▶ Written exercise:
The listing below should be written out exactly; please include all of it.

+--

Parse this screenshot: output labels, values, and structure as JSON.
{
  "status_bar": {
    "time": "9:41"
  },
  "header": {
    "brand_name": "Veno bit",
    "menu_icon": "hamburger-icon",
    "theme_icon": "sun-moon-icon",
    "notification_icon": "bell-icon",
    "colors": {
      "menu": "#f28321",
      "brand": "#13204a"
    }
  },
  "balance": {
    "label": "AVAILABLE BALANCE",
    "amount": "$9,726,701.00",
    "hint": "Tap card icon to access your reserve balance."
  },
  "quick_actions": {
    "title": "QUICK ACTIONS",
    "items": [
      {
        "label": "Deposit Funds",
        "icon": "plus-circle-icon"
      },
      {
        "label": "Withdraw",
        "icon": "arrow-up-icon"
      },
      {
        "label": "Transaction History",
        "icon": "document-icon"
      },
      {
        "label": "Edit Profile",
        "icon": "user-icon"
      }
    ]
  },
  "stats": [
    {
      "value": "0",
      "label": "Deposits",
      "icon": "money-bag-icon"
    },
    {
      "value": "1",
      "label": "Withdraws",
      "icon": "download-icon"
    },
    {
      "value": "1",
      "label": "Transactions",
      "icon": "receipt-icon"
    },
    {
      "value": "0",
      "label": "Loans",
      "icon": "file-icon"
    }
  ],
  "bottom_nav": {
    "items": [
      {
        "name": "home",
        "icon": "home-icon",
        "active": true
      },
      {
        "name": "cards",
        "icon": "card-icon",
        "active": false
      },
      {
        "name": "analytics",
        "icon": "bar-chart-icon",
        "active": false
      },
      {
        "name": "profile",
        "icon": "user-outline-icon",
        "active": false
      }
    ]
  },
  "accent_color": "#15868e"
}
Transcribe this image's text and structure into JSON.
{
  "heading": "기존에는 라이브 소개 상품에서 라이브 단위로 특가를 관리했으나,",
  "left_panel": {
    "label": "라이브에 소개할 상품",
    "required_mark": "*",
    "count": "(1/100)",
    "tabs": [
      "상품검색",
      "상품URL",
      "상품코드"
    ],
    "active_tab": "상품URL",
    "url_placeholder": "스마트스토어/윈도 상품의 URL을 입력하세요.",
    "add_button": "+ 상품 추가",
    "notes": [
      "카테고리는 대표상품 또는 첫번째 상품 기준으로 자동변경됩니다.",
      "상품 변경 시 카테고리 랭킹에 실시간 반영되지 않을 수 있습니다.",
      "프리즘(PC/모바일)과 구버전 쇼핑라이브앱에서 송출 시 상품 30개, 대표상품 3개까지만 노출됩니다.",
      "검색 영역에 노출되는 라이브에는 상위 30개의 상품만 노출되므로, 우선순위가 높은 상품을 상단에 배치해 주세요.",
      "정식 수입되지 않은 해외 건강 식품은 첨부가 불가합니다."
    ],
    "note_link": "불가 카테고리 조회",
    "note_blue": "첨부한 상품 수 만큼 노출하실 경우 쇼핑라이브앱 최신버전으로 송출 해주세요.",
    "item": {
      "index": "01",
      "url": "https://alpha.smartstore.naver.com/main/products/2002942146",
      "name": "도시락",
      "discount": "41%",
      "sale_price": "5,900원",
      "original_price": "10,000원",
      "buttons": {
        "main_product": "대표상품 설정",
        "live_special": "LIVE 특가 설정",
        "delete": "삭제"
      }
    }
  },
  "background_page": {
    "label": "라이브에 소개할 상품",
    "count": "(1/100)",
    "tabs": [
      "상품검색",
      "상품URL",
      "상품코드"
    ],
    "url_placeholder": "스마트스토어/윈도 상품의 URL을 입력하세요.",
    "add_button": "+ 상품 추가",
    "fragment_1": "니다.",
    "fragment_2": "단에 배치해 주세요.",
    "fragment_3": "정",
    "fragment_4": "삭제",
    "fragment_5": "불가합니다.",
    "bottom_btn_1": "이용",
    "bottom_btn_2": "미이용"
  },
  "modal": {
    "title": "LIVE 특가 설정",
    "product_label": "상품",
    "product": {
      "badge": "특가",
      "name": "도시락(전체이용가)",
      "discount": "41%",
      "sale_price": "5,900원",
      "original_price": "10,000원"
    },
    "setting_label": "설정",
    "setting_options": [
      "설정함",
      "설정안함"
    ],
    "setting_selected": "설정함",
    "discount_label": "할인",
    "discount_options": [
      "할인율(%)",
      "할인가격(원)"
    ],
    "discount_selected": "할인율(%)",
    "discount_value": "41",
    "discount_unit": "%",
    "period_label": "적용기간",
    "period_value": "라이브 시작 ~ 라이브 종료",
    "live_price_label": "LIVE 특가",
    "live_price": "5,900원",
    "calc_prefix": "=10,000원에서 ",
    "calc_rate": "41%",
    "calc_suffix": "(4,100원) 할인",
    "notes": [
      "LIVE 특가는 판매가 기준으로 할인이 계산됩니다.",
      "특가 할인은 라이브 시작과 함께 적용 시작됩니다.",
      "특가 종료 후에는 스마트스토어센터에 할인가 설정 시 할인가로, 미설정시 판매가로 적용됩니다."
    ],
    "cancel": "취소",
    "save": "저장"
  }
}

+--

▶ The reply:
Parse this screenshot: output labels, values, and structure as JSON.
{
  "status_bar": {
    "time": "9:41"
  },
  "header": {
    "brand_name": "Veno bit",
    "menu_icon": "hamburger-icon",
    "theme_icon": "sun-moon-icon",
    "notification_icon": "bell-icon",
    "colors": {
      "menu": "#f28321",
      "brand": "#13204a"
    }
  },
  "balance": {
    "label": "AVAILABLE BALANCE",
    "amount": "$9,726,701.00",
    "hint": "Tap card icon to access your reserve balance."
  },
  "quick_actions": {
    "title": "QUICK ACTIONS",
    "items": [
      {
        "label": "Deposit Funds",
        "icon": "plus-circle-icon"
      },
      {
        "label": "Withdraw",
        "icon": "arrow-up-icon"
      },
      {
        "label": "Transaction History",
        "icon": "document-icon"
      },
      {
        "label": "Edit Profile",
        "icon": "user-icon"
      }
    ]
  },
  "stats": [
    {
      "value": "0",
      "label": "Deposits",
      "icon": "money-bag-icon"
    },
    {
      "value": "1",
      "label": "Withdraws",
      "icon": "download-icon"
    },
    {
      "value": "1",
      "label": "Transactions",
      "icon": "receipt-icon"
    },
    {
      "value": "0",
      "label": "Loans",
      "icon": "file-icon"
    }
  ],
  "bottom_nav": {
    "items": [
      {
        "name": "home",
        "icon": "home-icon",
        "active": true
      },
      {
        "name": "cards",
        "icon": "card-icon",
        "active": false
      },
      {
        "name": "analytics",
        "icon": "bar-chart-icon",
        "active": false
      },
      {
        "name": "profile",
        "icon": "user-outline-icon",
        "active": false
      }
    ]
  },
  "accent_color": "#15868e"
}
Transcribe this image's text and structure into JSON.
{
  "heading": "기존에는 라이브 소개 상품에서 라이브 단위로 특가를 관리했으나,",
  "left_panel": {
    "label": "라이브에 소개할 상품",
    "required_mark": "*",
    "count": "(1/100)",
    "tabs": [
      "상품검색",
      "상품URL",
      "상품코드"
    ],
    "active_tab": "상품URL",
    "url_placeholder": "스마트스토어/윈도 상품의 URL을 입력하세요.",
    "add_button": "+ 상품 추가",
    "notes": [
      "카테고리는 대표상품 또는 첫번째 상품 기준으로 자동변경됩니다.",
      "상품 변경 시 카테고리 랭킹에 실시간 반영되지 않을 수 있습니다.",
      "프리즘(PC/모바일)과 구버전 쇼핑라이브앱에서 송출 시 상품 30개, 대표상품 3개까지만 노출됩니다.",
      "검색 영역에 노출되는 라이브에는 상위 30개의 상품만 노출되므로, 우선순위가 높은 상품을 상단에 배치해 주세요.",
      "정식 수입되지 않은 해외 건강 식품은 첨부가 불가합니다."
    ],
    "note_link": "불가 카테고리 조회",
    "note_blue": "첨부한 상품 수 만큼 노출하실 경우 쇼핑라이브앱 최신버전으로 송출 해주세요.",
    "item": {
      "index": "01",
      "url": "https://alpha.smartstore.naver.com/main/products/2002942146",
      "name": "도시락",
      "discount": "41%",
      "sale_price": "5,900원",
      "original_price": "10,000원",
      "buttons": {
        "main_product": "대표상품 설정",
        "live_special": "LIVE 특가 설정",
        "delete": "삭제"
      }
    }
  },
  "background_page": {
    "label": "라이브에 소개할 상품",
    "count": "(1/100)",
    "tabs": [
      "상품검색",
      "상품URL",
      "상품코드"
    ],
    "url_placeholder": "스마트스토어/윈도 상품의 URL을 입력하세요.",
    "add_button": "+ 상품 추가",
    "fragment_1": "니다.",
    "fragment_2": "단에 배치해 주세요.",
    "fragment_3": "정",
    "fragment_4": "삭제",
    "fragment_5": "불가합니다.",
    "bottom_btn_1": "이용",
    "bottom_btn_2": "미이용"
  },
  "modal": {
    "title": "LIVE 특가 설정",
    "product_label": "상품",
    "product": {
      "badge": "특가",
      "name": "도시락(전체이용가)",
      "discount": "41%",
      "sale_price": "5,900원",
      "original_price": "10,000원"
    },
    "setting_label": "설정",
    "setting_options": [
      "설정함",
      "설정안함"
    ],
    "setting_selected": "설정함",
    "discount_label": "할인",
    "discount_options": [
      "할인율(%)",
      "할인가격(원)"
    ],
    "discount_selected": "할인율(%)",
    "discount_value": "41",
    "discount_unit": "%",
    "period_label": "적용기간",
    "period_value": "라이브 시작 ~ 라이브 종료",
    "live_price_label": "LIVE 특가",
    "live_price": "5,900원",
    "calc_prefix": "=10,000원에서 ",
    "calc_rate": "41%",
    "calc_suffix": "(4,100원) 할인",
    "notes": [
      "LIVE 특가는 판매가 기준으로 할인이 계산됩니다.",
      "특가 할인은 라이브 시작과 함께 적용 시작됩니다.",
      "특가 종료 후에는 스마트스토어센터에 할인가 설정 시 할인가로, 미설정시 판매가로 적용됩니다."
    ],
    "cancel": "취소",
    "save": "저장"
  }
}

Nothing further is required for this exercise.